▸ TASK DIRECTIONS
Present the following entries again, word for word and in full.

▸ TASK INPUTS
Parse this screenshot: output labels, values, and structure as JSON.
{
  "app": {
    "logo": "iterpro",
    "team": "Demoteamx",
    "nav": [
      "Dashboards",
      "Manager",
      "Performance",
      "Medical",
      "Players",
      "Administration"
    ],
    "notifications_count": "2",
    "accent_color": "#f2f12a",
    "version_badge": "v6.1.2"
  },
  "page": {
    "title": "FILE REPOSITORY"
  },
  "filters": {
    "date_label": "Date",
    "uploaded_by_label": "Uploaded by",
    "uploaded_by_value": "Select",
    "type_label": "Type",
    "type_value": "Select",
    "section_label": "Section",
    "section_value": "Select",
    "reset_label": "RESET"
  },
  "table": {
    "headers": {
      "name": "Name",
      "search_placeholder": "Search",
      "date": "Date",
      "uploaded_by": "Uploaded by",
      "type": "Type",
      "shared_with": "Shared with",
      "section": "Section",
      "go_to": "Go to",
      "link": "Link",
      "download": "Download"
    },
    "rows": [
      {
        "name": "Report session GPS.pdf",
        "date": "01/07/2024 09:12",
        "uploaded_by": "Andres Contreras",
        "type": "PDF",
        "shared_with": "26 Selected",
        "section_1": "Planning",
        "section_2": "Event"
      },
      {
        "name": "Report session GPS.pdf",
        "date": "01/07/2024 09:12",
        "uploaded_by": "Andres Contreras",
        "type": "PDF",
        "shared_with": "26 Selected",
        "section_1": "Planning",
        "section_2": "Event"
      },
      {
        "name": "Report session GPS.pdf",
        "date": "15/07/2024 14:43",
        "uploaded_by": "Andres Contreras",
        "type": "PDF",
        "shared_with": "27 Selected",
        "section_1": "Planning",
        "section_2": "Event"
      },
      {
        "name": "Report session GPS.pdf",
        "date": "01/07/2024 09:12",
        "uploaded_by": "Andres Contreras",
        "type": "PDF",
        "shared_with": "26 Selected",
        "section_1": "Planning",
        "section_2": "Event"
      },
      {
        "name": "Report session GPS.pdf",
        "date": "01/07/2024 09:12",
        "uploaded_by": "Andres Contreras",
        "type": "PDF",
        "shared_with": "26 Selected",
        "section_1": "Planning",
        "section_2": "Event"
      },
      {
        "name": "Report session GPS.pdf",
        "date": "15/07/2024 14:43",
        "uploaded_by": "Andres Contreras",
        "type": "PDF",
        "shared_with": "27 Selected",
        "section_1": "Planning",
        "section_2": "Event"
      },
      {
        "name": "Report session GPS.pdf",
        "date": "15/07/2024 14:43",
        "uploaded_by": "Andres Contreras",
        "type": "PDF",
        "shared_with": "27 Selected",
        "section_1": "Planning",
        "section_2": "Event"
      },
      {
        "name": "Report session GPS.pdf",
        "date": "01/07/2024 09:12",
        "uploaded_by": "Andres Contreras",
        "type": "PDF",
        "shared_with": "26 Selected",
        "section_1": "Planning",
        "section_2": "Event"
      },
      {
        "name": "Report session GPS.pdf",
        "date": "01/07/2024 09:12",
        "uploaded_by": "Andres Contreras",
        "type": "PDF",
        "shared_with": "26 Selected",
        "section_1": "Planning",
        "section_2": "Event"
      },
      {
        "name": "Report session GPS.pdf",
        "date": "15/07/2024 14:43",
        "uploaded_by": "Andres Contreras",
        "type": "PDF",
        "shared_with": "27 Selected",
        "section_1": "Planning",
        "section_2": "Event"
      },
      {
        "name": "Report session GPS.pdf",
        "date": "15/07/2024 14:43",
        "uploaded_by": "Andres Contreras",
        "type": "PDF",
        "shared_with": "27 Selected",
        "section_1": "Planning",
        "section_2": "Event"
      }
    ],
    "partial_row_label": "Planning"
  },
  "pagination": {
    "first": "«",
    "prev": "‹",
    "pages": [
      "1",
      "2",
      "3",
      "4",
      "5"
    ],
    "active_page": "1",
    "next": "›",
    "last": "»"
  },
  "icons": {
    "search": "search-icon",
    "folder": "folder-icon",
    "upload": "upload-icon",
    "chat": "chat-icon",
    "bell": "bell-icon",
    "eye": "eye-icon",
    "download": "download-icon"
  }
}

▸ RESULT
Parse this screenshot: output labels, values, and structure as JSON.
{
  "app": {
    "logo": "iterpro",
    "team": "Demoteamx",
    "nav": [
      "Dashboards",
      "Manager",
      "Performance",
      "Medical",
      "Players",
      "Administration"
    ],
    "notifications_count": "2",
    "accent_color": "#f2f12a",
    "version_badge": "v6.1.2"
  },
  "page": {
    "title": "FILE REPOSITORY"
  },
  "filters": {
    "date_label": "Date",
    "uploaded_by_label": "Uploaded by",
    "uploaded_by_value": "Select",
    "type_label": "Type",
    "type_value": "Select",
    "section_label": "Section",
    "section_value": "Select",
    "reset_label": "RESET"
  },
  "table": {
    "headers": {
      "name": "Name",
      "search_placeholder": "Search",
      "date": "Date",
      "uploaded_by": "Uploaded by",
      "type": "Type",
      "shared_with": "Shared with",
      "section": "Section",
      "go_to": "Go to",
      "link": "Link",
      "download": "Download"
    },
    "rows": [
      {
        "name": "Report session GPS.pdf",
        "date": "01/07/2024 09:12",
        "uploaded_by": "Andres Contreras",
        "type": "PDF",
        "shared_with": "26 Selected",
        "section_1": "Planning",
        "section_2": "Event"
      },
      {
        "name": "Report session GPS.pdf",
        "date": "01/07/2024 09:12",
        "uploaded_by": "Andres Contreras",
        "type": "PDF",
        "shared_with": "26 Selected",
        "section_1": "Planning",
        "section_2": "Event"
      },
      {
        "name": "Report session GPS.pdf",
        "date": "15/07/2024 14:43",
        "uploaded_by": "Andres Contreras",
        "type": "PDF",
        "shared_with": "27 Selected",
        "section_1": "Planning",
        "section_2": "Event"
      },
      {
        "name": "Report session GPS.pdf",
        "date": "01/07/2024 09:12",
        "uploaded_by": "Andres Contreras",
        "type": "PDF",
        "shared_with": "26 Selected",
        "section_1": "Planning",
        "section_2": "Event"
      },
      {
        "name": "Report session GPS.pdf",
        "date": "01/07/2024 09:12",
        "uploaded_by": "Andres Contreras",
        "type": "PDF",
        "shared_with": "26 Selected",
        "section_1": "Planning",
        "section_2": "Event"
      },
      {
        "name": "Report session GPS.pdf",
        "date": "15/07/2024 14:43",
        "uploaded_by": "Andres Contreras",
        "type": "PDF",
        "shared_with": "27 Selected",
        "section_1": "Planning",
        "section_2": "Event"
      },
      {
        "name": "Report session GPS.pdf",
        "date": "15/07/2024 14:43",
        "uploaded_by": "Andres Contreras",
        "type": "PDF",
        "shared_with": "27 Selected",
        "section_1": "Planning",
        "section_2": "Event"
      },
      {
        "name": "Report session GPS.pdf",
        "date": "01/07/2024 09:12",
        "uploaded_by": "Andres Contreras",
        "type": "PDF",
        "shared_with": "26 Selected",
        "section_1": "Planning",
        "section_2": "Event"
      },
      {
        "name": "Report session GPS.pdf",
        "date": "01/07/2024 09:12",
        "uploaded_by": "Andres Contreras",
        "type": "PDF",
        "shared_with": "26 Selected",
        "section_1": "Planning",
        "section_2": "Event"
      },
      {
        "name": "Report session GPS.pdf",
        "date": "15/07/2024 14:43",
        "uploaded_by": "Andres Contreras",
        "type": "PDF",
        "shared_with": "27 Selected",
        "section_1": "Planning",
        "section_2": "Event"
      },
      {
        "name": "Report session GPS.pdf",
        "date": "15/07/2024 14:43",
        "uploaded_by": "Andres Contreras",
        "type": "PDF",
        "shared_with": "27 Selected",
        "section_1": "Planning",
        "section_2": "Event"
      }
    ],
    "partial_row_label": "Planning"
  },
  "pagination": {
    "first": "«",
    "prev": "‹",
    "pages": [
      "1",
      "2",
      "3",
      "4",
      "5"
    ],
    "active_page": "1",
    "next": "›",
    "last": "»"
  },
  "icons": {
    "search": "search-icon",
    "folder": "folder-icon",
    "upload": "upload-icon",
    "chat": "chat-icon",
    "bell": "bell-icon",
    "eye": "eye-icon",
    "download": "download-icon"
  }
}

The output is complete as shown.